◆ **STATED EXERCISE**:
List all lines of the data that include the string "JSON".

───── DATA IN THIS EXERCISE ─────

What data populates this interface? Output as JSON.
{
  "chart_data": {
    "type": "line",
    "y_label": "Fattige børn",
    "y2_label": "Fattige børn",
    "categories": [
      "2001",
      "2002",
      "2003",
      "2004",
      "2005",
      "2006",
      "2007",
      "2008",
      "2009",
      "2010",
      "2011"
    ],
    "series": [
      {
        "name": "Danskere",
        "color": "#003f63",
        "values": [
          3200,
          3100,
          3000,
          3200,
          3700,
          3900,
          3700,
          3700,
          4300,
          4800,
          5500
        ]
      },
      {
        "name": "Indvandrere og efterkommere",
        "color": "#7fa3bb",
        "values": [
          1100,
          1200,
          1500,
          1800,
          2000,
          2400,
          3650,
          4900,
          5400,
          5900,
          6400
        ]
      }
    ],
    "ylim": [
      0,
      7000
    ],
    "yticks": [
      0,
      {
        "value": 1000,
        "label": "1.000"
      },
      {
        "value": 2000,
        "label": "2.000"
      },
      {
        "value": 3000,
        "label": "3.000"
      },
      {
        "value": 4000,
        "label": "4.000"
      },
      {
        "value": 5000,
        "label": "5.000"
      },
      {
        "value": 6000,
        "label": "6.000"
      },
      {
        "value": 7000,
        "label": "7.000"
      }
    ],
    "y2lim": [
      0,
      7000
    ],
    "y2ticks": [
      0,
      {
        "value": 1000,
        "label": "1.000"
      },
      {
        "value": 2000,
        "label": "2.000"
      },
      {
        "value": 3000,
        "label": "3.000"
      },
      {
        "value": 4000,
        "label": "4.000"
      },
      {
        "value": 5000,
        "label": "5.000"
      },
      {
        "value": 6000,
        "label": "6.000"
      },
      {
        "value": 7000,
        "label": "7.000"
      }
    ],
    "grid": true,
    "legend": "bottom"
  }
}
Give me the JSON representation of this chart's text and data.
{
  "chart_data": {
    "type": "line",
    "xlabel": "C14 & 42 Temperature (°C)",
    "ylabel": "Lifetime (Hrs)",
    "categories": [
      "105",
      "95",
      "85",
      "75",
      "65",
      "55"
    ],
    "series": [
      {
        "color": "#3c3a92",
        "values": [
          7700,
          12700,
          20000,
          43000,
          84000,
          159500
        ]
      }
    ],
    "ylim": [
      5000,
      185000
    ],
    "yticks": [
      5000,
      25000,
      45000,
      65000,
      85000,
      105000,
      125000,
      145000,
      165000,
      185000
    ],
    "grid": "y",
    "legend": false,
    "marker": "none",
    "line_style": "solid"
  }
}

─────

◆ **OUTPUT FOR THIS TASK**:
What data populates this interface? Output as JSON.
Give me the JSON representation of this chart's text and data.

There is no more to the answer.